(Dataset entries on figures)

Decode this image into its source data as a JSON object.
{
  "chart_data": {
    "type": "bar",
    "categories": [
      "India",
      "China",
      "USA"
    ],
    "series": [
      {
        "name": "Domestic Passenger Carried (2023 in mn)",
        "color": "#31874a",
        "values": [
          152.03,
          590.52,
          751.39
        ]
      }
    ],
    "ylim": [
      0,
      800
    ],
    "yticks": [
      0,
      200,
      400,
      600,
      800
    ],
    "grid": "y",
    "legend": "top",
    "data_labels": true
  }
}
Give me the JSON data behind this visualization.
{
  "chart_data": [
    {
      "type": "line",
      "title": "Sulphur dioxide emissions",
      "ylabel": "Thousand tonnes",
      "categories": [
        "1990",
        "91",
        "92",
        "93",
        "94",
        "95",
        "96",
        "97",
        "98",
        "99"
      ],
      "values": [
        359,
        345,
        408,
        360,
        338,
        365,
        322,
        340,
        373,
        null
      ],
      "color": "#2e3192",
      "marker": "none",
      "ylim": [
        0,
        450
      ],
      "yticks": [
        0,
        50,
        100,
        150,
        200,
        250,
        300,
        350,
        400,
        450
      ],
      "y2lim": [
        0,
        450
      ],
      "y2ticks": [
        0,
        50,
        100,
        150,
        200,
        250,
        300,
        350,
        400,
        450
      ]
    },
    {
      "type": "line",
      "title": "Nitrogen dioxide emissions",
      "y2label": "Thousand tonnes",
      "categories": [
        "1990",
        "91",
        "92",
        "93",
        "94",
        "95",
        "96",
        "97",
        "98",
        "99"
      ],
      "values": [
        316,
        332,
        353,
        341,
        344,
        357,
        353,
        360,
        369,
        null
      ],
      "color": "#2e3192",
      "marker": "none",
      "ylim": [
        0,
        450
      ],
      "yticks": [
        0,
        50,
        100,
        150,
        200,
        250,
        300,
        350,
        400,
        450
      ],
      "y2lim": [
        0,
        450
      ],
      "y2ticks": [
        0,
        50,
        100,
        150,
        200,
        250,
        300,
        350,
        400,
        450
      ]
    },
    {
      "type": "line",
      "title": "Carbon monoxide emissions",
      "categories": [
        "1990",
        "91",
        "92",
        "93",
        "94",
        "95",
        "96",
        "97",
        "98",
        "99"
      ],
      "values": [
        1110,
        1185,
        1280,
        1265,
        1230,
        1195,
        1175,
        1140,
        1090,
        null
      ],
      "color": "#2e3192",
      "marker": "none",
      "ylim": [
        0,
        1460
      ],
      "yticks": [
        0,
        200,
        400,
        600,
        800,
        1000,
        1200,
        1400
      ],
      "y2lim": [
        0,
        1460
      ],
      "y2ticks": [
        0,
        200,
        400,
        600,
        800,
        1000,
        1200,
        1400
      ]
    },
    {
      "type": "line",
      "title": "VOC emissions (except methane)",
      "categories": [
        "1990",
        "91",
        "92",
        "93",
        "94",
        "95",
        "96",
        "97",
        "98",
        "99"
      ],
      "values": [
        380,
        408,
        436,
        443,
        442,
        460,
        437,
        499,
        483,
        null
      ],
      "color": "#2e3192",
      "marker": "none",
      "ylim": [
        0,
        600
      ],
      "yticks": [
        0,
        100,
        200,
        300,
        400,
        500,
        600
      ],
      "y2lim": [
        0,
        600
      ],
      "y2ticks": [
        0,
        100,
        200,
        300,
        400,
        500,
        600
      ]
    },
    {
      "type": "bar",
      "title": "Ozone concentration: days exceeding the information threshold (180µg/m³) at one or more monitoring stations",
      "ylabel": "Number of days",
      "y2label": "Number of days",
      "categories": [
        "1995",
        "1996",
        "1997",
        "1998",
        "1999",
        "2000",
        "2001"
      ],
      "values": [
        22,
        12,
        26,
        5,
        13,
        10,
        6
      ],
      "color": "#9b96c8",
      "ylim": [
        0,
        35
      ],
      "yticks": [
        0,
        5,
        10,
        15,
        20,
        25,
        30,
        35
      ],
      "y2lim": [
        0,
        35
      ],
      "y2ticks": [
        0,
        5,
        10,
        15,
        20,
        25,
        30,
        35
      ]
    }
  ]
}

» **Work required**: Among the entries above, how many lines include the word "emissions"? Reply with the number only.

» **Worked solution**: 4